* _REQUEST_
Your task is to repeat all of the data exactly while excluding the pictures.

Stored records
• • •
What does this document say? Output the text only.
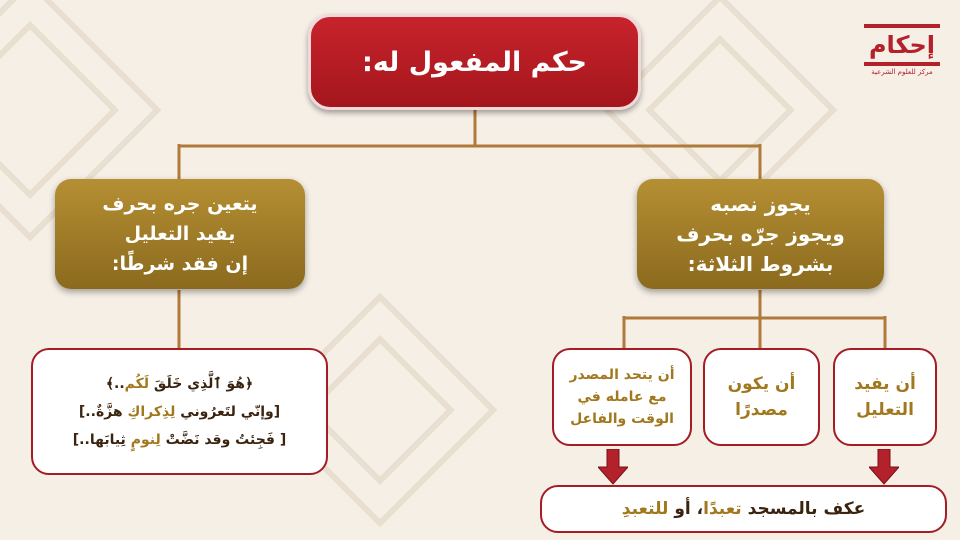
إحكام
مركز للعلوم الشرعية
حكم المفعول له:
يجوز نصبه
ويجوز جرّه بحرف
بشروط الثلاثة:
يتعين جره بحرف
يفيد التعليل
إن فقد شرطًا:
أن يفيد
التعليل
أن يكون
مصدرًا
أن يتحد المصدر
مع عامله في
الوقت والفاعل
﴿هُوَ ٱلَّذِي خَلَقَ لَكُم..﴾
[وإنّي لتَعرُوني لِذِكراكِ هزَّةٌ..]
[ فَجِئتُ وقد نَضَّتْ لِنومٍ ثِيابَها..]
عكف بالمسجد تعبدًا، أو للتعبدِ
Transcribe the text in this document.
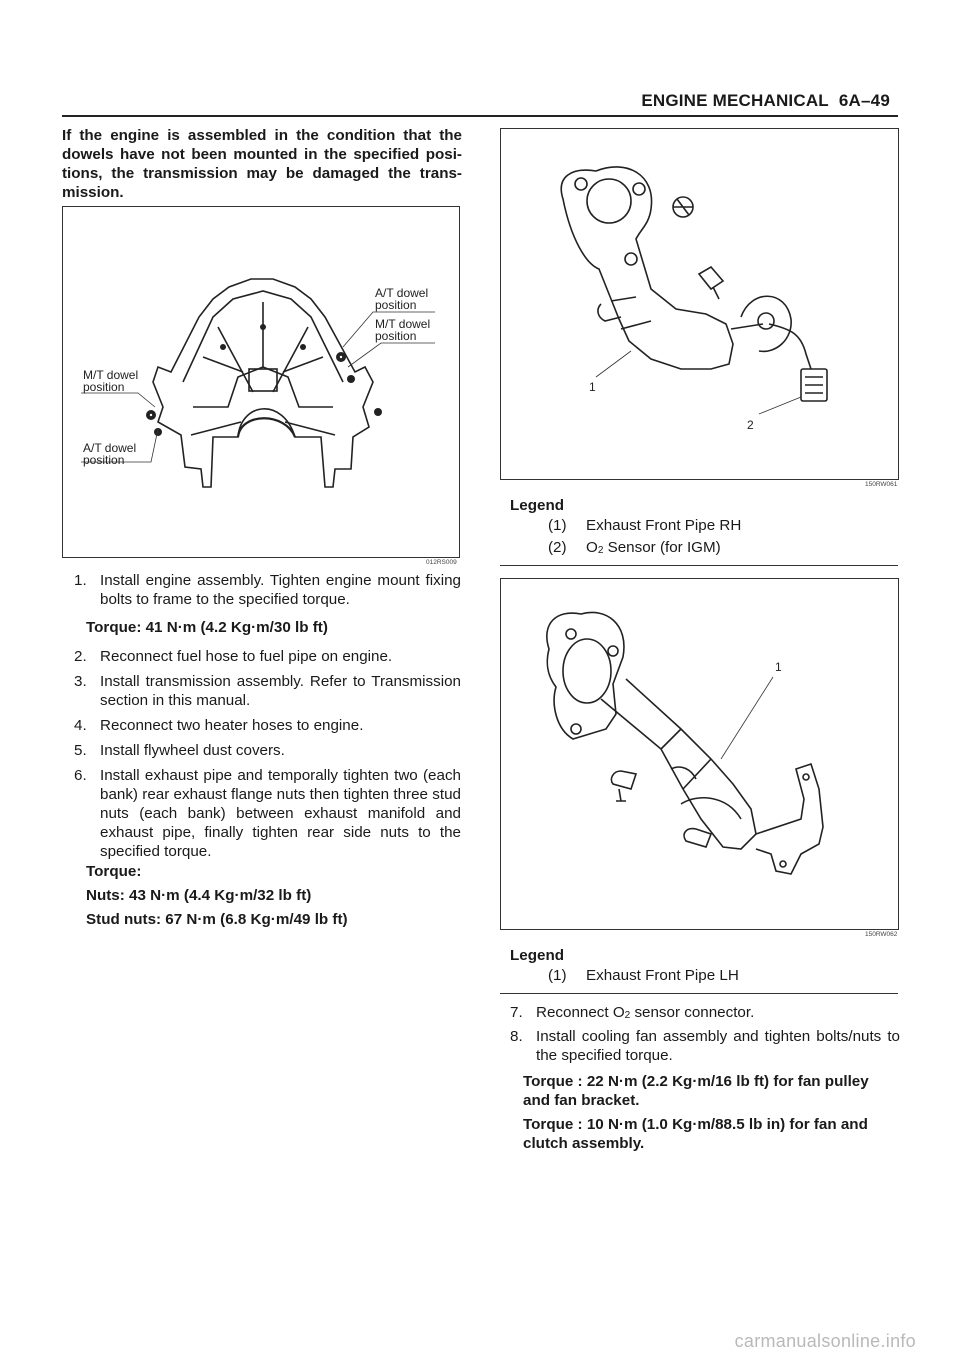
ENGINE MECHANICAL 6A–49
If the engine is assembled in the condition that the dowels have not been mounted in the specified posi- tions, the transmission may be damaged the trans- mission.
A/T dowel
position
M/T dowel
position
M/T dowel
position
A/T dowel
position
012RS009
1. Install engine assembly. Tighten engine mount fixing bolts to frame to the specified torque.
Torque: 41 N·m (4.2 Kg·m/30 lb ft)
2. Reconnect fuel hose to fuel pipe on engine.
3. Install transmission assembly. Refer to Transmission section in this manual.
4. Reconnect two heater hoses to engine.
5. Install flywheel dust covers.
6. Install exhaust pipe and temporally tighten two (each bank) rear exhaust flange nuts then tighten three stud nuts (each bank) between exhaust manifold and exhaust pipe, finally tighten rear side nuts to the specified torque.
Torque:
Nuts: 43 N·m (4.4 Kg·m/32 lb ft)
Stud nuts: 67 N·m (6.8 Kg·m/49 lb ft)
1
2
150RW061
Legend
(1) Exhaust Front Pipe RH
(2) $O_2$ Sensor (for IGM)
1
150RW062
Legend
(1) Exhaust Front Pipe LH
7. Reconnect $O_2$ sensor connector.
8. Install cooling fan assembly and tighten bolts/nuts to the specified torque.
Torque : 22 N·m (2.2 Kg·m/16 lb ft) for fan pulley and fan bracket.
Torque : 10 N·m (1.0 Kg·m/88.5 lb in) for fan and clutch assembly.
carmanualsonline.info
• • •
* _EXERCISE ANSWER_
What does this document say? Output the text only.
إحكام
مركز للعلوم الشرعية
حكم المفعول له:
يجوز نصبه
ويجوز جرّه بحرف
بشروط الثلاثة:
يتعين جره بحرف
يفيد التعليل
إن فقد شرطًا:
أن يفيد
التعليل
أن يكون
مصدرًا
أن يتحد المصدر
مع عامله في
الوقت والفاعل
﴿هُوَ ٱلَّذِي خَلَقَ لَكُم..﴾
[وإنّي لتَعرُوني لِذِكراكِ هزَّةٌ..]
[ فَجِئتُ وقد نَضَّتْ لِنومٍ ثِيابَها..]
عكف بالمسجد تعبدًا، أو للتعبدِ
Transcribe the text in this document.
ENGINE MECHANICAL 6A–49
If the engine is assembled in the condition that the dowels have not been mounted in the specified posi- tions, the transmission may be damaged the trans- mission.
A/T dowel
position
M/T dowel
position
M/T dowel
position
A/T dowel
position
012RS009
1. Install engine assembly. Tighten engine mount fixing bolts to frame to the specified torque.
Torque: 41 N·m (4.2 Kg·m/30 lb ft)
2. Reconnect fuel hose to fuel pipe on engine.
3. Install transmission assembly. Refer to Transmission section in this manual.
4. Reconnect two heater hoses to engine.
5. Install flywheel dust covers.
6. Install exhaust pipe and temporally tighten two (each bank) rear exhaust flange nuts then tighten three stud nuts (each bank) between exhaust manifold and exhaust pipe, finally tighten rear side nuts to the specified torque.
Torque:
Nuts: 43 N·m (4.4 Kg·m/32 lb ft)
Stud nuts: 67 N·m (6.8 Kg·m/49 lb ft)
1
2
150RW061
Legend
(1) Exhaust Front Pipe RH
(2) $O_2$ Sensor (for IGM)
1
150RW062
Legend
(1) Exhaust Front Pipe LH
7. Reconnect $O_2$ sensor connector.
8. Install cooling fan assembly and tighten bolts/nuts to the specified torque.
Torque : 22 N·m (2.2 Kg·m/16 lb ft) for fan pulley and fan bracket.
Torque : 10 N·m (1.0 Kg·m/88.5 lb in) for fan and clutch assembly.
carmanualsonline.info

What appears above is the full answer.